◆ Your instructions ◆
Search the records for "service" and copy each line that holds it.

----

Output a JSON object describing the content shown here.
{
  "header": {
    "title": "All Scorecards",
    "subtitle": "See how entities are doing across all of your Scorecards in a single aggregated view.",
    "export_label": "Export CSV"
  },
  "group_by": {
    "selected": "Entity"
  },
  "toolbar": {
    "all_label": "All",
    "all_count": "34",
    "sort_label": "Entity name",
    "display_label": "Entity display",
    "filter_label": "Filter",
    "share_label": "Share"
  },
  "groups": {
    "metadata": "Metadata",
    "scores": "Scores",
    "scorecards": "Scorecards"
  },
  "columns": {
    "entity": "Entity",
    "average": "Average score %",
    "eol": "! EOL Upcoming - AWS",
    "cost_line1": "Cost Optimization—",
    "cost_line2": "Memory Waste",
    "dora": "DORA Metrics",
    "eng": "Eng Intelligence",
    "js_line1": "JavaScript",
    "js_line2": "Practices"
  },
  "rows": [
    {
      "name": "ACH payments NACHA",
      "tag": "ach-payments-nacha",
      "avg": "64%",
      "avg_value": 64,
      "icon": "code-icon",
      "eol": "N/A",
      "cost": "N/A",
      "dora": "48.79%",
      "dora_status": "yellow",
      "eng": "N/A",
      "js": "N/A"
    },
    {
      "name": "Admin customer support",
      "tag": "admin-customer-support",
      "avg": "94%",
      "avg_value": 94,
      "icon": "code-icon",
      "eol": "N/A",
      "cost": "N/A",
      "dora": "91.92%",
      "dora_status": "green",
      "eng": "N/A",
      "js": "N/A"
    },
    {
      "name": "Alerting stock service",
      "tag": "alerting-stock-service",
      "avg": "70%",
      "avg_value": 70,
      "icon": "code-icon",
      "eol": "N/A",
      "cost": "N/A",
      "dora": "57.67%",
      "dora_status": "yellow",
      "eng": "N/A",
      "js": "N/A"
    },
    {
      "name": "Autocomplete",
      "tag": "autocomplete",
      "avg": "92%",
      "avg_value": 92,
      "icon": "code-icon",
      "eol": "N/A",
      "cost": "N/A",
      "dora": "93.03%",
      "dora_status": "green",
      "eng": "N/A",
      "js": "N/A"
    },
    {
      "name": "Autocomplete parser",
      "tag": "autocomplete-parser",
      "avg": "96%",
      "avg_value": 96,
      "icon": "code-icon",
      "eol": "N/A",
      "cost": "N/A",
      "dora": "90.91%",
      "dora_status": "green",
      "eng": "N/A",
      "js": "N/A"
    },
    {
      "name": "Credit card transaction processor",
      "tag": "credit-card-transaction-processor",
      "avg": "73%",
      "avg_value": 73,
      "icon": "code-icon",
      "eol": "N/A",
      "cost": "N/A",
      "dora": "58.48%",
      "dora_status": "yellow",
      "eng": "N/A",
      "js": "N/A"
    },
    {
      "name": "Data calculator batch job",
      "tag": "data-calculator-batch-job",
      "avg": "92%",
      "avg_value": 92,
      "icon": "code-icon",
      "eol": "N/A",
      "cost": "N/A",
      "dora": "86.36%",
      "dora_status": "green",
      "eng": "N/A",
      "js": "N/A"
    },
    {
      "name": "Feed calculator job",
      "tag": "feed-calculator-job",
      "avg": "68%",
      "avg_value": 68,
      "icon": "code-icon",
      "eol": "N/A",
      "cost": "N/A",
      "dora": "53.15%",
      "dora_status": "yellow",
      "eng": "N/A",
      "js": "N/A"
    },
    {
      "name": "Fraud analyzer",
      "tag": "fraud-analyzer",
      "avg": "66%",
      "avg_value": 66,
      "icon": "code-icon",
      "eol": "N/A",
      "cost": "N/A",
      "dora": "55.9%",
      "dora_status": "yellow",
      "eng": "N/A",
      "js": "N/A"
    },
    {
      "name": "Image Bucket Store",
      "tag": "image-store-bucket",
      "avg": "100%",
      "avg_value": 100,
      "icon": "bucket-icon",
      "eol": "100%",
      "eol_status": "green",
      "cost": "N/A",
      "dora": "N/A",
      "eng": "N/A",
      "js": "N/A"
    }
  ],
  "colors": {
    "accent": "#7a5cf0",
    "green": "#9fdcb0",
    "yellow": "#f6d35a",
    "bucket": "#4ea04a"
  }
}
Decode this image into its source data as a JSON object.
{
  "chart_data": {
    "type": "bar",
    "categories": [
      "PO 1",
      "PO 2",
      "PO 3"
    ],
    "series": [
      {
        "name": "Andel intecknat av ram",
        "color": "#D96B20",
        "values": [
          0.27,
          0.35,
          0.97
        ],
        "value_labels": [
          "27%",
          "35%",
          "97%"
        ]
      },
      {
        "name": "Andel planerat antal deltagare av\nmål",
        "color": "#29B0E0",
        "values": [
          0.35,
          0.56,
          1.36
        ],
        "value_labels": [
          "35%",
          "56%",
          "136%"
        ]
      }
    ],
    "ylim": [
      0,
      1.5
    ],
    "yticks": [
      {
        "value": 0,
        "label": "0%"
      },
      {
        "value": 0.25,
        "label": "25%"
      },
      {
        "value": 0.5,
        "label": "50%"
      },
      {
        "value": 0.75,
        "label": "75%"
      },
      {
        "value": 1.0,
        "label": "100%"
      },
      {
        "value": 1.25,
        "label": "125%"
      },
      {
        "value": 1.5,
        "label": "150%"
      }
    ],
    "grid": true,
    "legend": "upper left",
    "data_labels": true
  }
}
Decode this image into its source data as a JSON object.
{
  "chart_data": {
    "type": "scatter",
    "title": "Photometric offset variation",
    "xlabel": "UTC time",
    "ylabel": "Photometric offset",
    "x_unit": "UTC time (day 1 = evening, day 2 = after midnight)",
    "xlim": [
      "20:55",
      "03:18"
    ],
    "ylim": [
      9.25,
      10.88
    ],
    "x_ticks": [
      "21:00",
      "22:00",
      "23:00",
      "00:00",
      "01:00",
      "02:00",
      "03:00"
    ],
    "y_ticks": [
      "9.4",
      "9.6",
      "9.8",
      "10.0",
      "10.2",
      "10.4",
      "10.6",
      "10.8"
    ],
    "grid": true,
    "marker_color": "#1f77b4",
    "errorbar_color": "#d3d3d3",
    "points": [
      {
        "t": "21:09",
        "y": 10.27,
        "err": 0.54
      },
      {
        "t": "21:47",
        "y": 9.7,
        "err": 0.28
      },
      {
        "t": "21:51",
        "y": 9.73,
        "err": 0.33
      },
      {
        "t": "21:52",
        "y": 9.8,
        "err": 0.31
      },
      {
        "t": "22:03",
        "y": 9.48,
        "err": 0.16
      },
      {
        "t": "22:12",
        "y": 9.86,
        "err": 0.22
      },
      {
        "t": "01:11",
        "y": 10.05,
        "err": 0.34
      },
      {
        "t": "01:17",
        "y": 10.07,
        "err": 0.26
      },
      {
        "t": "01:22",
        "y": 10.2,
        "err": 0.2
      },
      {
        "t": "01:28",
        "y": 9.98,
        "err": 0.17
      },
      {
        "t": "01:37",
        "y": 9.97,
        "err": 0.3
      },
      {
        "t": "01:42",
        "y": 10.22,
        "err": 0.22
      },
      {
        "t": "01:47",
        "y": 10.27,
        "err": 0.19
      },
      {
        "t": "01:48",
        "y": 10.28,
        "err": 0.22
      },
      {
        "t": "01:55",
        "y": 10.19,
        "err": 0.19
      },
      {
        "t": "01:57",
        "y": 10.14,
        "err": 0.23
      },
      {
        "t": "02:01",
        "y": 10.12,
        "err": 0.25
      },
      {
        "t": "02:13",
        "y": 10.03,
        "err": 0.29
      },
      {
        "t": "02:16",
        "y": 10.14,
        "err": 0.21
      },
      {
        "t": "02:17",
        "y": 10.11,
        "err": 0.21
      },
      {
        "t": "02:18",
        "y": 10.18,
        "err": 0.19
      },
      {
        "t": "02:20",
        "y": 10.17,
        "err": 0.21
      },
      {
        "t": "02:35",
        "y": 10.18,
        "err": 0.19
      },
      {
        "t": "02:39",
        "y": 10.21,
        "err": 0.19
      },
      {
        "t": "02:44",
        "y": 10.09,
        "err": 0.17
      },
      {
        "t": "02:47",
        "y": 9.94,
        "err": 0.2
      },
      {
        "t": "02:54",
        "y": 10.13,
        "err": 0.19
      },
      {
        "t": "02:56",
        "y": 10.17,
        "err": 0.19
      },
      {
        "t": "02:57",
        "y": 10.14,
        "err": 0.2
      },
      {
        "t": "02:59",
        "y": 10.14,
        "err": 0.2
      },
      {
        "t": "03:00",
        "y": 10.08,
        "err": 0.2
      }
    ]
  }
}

----

◆ Answer to this exercise ◆
      "name": "Alerting stock service",
      "tag": "alerting-stock-service",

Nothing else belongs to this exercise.